▸ **Page extract**:
****

Sensors used record the condition of the equipment in real time. This information is then analysed, showing the current and future operational capabilities of the equipment. System degradation is detected quickly, and steps can be taken to rectify it before further deterioration occurs. This approach optimises operational efficiency. Firstly, it drastically reduces total equipment failure—coming close to eliminating it, extending the lifespan of the machinery and slashing replacement costs. You can have an orderly timetable for your maintenance sessions, and buy the equipment needed for the repairs. Speaking of which, this approach minimises inventory especially with regards to the spare parts, as you will be able to note the specific units needed beforehand and plan for them, instead of casting a wide net and stockpiling spare parts for repairs that may or may not be required. Repair tasks can be more accurately scheduled, minimising time wasted on unneeded maintenance.

****

▸ **What you need to do**: Reproduce the passage on sensor-based equipment maintenance word for word.

****

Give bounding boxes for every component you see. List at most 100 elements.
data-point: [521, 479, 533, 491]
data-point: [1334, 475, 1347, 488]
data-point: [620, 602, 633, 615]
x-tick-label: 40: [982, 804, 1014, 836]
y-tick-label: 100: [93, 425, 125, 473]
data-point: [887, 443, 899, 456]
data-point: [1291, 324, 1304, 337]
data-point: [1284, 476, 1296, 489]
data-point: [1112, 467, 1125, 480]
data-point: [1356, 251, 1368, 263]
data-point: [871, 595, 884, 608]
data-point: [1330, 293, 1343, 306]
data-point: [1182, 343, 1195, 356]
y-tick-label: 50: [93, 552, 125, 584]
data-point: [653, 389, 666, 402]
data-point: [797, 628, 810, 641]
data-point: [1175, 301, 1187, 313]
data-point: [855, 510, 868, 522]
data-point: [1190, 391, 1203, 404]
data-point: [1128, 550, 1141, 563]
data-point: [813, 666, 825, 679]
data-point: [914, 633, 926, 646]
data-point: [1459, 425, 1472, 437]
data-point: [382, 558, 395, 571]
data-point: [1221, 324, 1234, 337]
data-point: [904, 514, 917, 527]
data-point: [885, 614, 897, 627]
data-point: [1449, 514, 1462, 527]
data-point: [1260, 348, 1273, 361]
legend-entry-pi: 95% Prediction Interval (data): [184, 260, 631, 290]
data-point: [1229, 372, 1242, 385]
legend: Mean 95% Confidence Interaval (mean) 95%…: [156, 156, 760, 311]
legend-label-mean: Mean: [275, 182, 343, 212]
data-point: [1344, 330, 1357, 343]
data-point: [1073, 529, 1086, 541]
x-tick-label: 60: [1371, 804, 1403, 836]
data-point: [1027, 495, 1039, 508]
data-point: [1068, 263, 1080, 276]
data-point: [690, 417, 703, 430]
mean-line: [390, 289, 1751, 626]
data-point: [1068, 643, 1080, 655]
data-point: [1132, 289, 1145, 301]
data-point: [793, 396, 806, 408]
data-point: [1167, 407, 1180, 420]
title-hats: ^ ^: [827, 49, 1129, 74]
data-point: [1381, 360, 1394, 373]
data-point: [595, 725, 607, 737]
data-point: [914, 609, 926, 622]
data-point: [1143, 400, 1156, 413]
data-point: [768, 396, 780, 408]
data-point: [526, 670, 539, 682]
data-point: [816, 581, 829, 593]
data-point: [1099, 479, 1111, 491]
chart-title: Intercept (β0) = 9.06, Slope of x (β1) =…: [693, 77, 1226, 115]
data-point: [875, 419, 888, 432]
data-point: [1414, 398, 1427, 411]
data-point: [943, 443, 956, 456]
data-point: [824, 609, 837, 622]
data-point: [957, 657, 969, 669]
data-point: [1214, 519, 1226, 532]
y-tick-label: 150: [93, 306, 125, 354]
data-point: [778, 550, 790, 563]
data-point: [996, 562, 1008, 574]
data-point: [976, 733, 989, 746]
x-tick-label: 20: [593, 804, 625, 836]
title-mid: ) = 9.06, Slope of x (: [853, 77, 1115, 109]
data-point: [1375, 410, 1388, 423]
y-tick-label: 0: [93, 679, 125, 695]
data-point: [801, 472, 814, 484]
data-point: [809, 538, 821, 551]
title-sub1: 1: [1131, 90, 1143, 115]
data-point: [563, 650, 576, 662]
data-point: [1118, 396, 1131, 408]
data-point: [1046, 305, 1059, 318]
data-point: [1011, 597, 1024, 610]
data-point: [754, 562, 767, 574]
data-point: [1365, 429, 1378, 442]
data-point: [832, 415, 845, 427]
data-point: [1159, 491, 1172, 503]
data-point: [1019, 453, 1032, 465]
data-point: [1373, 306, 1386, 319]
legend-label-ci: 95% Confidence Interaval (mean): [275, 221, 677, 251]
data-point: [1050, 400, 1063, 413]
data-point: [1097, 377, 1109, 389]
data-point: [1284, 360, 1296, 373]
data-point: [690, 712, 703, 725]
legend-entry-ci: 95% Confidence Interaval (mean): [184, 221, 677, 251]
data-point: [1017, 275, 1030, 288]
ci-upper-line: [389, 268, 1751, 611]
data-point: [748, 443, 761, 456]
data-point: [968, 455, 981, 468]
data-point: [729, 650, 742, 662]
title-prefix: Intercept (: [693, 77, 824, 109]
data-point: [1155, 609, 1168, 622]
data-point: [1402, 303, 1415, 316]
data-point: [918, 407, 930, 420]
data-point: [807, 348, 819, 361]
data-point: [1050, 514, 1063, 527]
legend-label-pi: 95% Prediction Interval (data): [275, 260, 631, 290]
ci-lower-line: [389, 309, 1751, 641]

****

▸ **Solution to this problem**:
Sensors used record the condition of the equipment in real time. This information is then analysed, showing the current and future operational capabilities of the equipment. System degradation is detected quickly, and steps can be taken to rectify it before further deterioration occurs. This approach optimises operational efficiency. Firstly, it drastically reduces total equipment failure—coming close to eliminating it, extending the lifespan of the machinery and slashing replacement costs. You can have an orderly timetable for your maintenance sessions, and buy the equipment needed for the repairs. Speaking of which, this approach minimises inventory especially with regards to the spare parts, as you will be able to note the specific units needed beforehand and plan for them, instead of casting a wide net and stockpiling spare parts for repairs that may or may not be required. Repair tasks can be more accurately scheduled, minimising time wasted on unneeded maintenance.